TASK DETAILS: Reproduce the items below verbatim, from the first line through the line containing "node — [452, 22, 456, 26]", including both of those lines.

DATA LINES:
Begin

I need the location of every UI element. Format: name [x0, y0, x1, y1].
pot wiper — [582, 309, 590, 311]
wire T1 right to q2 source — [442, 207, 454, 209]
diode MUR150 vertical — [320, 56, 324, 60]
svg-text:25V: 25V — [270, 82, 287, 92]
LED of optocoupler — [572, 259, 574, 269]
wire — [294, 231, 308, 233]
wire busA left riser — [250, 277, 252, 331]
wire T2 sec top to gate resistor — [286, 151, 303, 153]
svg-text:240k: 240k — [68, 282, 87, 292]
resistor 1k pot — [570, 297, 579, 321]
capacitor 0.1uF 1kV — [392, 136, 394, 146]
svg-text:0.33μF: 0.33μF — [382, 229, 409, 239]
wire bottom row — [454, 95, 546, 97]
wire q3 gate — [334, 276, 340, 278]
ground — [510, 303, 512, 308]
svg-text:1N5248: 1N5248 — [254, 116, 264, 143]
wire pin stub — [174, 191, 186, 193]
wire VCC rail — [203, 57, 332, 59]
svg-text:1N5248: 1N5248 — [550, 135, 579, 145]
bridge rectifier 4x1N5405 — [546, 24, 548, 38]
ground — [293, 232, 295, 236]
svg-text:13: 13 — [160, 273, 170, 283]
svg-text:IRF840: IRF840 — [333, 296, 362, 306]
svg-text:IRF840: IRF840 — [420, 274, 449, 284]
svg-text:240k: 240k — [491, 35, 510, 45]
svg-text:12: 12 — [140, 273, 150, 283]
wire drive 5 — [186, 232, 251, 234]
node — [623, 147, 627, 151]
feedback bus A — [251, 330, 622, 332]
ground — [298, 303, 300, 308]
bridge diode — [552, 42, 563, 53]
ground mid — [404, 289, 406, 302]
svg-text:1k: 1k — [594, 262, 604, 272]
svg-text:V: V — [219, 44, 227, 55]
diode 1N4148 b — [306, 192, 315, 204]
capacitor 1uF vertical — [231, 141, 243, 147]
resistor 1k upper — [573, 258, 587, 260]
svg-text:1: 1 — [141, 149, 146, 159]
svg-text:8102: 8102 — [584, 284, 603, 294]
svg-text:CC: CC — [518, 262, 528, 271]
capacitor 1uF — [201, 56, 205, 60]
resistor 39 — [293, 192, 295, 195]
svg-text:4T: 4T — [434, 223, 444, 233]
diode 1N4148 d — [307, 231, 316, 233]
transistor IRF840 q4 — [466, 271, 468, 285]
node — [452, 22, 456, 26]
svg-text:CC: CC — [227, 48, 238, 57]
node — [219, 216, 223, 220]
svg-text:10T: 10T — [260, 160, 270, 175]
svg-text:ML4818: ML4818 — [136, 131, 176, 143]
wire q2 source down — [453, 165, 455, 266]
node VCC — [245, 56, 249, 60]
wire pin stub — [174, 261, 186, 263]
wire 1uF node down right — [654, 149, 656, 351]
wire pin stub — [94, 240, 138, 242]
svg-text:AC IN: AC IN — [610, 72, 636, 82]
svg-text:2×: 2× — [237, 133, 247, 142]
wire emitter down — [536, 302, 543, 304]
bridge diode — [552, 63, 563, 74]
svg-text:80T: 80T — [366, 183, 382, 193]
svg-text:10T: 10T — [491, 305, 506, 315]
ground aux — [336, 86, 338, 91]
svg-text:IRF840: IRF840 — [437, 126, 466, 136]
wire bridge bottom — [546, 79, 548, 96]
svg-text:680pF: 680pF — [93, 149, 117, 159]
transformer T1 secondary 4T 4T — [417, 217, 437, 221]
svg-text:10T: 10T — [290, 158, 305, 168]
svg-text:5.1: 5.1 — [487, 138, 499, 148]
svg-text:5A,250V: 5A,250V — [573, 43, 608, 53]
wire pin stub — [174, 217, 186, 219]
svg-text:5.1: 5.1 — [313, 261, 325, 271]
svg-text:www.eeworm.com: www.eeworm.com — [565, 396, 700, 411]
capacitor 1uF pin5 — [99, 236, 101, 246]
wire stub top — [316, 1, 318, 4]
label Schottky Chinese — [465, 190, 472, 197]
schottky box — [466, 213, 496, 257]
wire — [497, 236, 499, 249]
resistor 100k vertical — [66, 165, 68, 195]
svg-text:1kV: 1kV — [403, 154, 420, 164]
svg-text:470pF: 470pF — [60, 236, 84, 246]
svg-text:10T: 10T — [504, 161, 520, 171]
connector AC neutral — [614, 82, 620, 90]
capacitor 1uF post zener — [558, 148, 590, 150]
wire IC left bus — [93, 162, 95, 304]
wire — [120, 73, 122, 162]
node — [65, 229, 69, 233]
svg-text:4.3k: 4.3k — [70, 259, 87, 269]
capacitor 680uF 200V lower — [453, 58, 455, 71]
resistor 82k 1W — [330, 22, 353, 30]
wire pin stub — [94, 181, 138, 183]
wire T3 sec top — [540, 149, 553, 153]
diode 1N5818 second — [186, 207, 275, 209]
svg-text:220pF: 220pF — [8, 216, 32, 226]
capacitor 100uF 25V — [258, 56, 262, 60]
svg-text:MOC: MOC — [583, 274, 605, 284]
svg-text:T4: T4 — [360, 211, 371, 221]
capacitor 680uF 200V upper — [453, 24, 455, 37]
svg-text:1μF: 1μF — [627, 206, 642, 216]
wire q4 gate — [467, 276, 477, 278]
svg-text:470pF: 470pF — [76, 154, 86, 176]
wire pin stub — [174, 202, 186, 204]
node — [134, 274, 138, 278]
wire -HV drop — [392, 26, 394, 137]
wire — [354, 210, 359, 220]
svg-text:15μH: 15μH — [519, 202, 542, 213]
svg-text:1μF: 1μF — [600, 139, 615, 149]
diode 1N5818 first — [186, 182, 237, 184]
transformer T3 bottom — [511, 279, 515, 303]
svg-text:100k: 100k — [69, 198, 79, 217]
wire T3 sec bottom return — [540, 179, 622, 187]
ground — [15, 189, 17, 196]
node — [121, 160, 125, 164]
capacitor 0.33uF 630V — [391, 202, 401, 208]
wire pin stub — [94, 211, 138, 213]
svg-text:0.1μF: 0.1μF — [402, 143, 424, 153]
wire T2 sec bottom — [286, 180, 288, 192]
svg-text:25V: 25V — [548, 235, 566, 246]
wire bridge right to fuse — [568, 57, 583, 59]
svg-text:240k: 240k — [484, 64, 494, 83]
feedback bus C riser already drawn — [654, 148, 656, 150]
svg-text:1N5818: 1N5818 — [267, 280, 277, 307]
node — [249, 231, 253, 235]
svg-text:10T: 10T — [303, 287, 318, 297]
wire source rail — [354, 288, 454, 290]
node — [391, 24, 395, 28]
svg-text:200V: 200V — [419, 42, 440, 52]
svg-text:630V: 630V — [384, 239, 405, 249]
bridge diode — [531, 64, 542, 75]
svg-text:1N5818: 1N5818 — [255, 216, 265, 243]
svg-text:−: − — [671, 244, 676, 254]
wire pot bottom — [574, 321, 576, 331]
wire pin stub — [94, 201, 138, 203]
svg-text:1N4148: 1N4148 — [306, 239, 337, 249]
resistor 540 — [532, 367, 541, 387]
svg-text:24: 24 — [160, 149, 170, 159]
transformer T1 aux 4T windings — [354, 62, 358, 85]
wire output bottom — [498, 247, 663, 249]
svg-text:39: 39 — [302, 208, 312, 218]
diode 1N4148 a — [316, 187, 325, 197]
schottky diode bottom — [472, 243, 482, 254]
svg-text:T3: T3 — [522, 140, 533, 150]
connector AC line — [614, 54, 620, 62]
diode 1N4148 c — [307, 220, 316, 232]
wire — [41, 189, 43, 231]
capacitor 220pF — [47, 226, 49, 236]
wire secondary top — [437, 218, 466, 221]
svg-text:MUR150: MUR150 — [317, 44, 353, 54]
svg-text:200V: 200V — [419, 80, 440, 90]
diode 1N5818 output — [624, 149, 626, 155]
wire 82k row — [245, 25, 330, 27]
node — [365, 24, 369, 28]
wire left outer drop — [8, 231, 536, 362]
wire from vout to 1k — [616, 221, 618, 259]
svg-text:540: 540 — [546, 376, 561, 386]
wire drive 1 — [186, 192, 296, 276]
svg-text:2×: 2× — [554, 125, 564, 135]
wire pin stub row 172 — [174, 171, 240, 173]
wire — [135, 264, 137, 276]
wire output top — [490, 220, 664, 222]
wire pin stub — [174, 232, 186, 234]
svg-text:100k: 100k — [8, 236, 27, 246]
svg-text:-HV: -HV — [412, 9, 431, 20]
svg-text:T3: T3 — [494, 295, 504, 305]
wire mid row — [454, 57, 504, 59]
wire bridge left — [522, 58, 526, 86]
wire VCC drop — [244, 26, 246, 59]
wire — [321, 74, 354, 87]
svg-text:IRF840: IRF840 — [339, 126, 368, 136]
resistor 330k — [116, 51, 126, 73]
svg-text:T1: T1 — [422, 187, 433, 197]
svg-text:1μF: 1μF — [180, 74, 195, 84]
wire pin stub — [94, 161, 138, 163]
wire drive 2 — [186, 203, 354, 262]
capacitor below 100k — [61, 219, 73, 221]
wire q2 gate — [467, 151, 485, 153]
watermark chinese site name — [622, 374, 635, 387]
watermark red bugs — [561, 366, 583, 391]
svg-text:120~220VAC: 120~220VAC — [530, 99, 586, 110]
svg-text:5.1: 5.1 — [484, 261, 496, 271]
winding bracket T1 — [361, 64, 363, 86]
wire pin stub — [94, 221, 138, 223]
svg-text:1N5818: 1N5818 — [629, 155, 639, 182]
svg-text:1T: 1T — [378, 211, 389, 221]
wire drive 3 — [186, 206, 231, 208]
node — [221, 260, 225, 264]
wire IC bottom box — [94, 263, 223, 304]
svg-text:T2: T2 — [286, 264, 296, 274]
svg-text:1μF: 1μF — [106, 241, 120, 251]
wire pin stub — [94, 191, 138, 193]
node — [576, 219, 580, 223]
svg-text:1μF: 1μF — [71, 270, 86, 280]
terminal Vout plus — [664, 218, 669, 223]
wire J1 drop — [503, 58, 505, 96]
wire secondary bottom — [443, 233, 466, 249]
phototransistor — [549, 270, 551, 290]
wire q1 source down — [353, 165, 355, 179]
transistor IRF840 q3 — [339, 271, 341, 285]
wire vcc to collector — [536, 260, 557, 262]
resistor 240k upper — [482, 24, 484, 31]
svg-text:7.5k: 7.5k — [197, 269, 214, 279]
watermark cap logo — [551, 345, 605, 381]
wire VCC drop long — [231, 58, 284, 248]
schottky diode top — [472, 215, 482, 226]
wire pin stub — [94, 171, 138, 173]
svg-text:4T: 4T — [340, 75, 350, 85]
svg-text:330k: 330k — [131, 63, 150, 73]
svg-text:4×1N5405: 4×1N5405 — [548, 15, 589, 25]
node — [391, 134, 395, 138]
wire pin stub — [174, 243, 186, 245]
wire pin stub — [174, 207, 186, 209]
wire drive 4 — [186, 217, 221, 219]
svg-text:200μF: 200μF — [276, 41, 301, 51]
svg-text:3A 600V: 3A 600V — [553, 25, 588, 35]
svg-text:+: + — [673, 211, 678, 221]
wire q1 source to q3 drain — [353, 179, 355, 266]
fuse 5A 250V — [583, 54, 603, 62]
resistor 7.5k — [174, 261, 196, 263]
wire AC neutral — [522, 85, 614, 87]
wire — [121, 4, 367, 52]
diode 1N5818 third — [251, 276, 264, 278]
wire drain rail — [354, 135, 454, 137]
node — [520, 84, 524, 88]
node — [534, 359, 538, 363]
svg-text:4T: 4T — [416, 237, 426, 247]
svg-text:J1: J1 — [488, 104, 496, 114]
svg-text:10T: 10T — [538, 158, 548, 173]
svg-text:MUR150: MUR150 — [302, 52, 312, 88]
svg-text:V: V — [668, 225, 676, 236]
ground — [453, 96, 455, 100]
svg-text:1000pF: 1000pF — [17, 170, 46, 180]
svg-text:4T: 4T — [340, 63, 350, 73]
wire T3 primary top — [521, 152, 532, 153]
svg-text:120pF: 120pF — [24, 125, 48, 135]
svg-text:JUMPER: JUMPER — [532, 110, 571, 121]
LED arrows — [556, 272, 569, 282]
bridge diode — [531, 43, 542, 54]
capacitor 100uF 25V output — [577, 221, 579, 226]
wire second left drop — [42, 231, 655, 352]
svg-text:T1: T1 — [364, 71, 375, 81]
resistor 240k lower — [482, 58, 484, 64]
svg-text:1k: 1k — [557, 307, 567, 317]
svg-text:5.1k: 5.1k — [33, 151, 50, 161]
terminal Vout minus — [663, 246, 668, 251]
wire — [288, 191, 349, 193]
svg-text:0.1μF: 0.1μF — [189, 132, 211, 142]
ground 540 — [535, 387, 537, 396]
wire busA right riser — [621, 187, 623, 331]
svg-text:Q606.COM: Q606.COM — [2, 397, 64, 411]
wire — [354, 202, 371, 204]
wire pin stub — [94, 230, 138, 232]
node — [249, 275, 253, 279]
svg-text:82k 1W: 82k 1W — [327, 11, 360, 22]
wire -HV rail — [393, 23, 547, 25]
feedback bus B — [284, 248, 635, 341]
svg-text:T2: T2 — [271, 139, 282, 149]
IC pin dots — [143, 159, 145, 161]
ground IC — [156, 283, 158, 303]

End

PROBLEM SOLUTION:
I need the location of every UI element. Format: name [x0, y0, x1, y1].
pot wiper — [582, 309, 590, 311]
wire T1 right to q2 source — [442, 207, 454, 209]
diode MUR150 vertical — [320, 56, 324, 60]
svg-text:25V: 25V — [270, 82, 287, 92]
LED of optocoupler — [572, 259, 574, 269]
wire — [294, 231, 308, 233]
wire busA left riser — [250, 277, 252, 331]
wire T2 sec top to gate resistor — [286, 151, 303, 153]
svg-text:240k: 240k — [68, 282, 87, 292]
resistor 1k pot — [570, 297, 579, 321]
capacitor 0.1uF 1kV — [392, 136, 394, 146]
svg-text:0.33μF: 0.33μF — [382, 229, 409, 239]
wire bottom row — [454, 95, 546, 97]
wire q3 gate — [334, 276, 340, 278]
ground — [510, 303, 512, 308]
svg-text:1N5248: 1N5248 — [254, 116, 264, 143]
wire pin stub — [174, 191, 186, 193]
wire VCC rail — [203, 57, 332, 59]
svg-text:1N5248: 1N5248 — [550, 135, 579, 145]
bridge rectifier 4x1N5405 — [546, 24, 548, 38]
ground — [293, 232, 295, 236]
svg-text:13: 13 — [160, 273, 170, 283]
svg-text:IRF840: IRF840 — [333, 296, 362, 306]
svg-text:IRF840: IRF840 — [420, 274, 449, 284]
svg-text:240k: 240k — [491, 35, 510, 45]
svg-text:12: 12 — [140, 273, 150, 283]
wire drive 5 — [186, 232, 251, 234]
node — [623, 147, 627, 151]
feedback bus A — [251, 330, 622, 332]
ground — [298, 303, 300, 308]
bridge diode — [552, 42, 563, 53]
ground mid — [404, 289, 406, 302]
svg-text:1k: 1k — [594, 262, 604, 272]
svg-text:V: V — [219, 44, 227, 55]
diode 1N4148 b — [306, 192, 315, 204]
capacitor 1uF vertical — [231, 141, 243, 147]
resistor 1k upper — [573, 258, 587, 260]
svg-text:1: 1 — [141, 149, 146, 159]
svg-text:8102: 8102 — [584, 284, 603, 294]
svg-text:CC: CC — [518, 262, 528, 271]
capacitor 1uF — [201, 56, 205, 60]
resistor 39 — [293, 192, 295, 195]
svg-text:4T: 4T — [434, 223, 444, 233]
diode 1N4148 d — [307, 231, 316, 233]
transistor IRF840 q4 — [466, 271, 468, 285]
node — [452, 22, 456, 26]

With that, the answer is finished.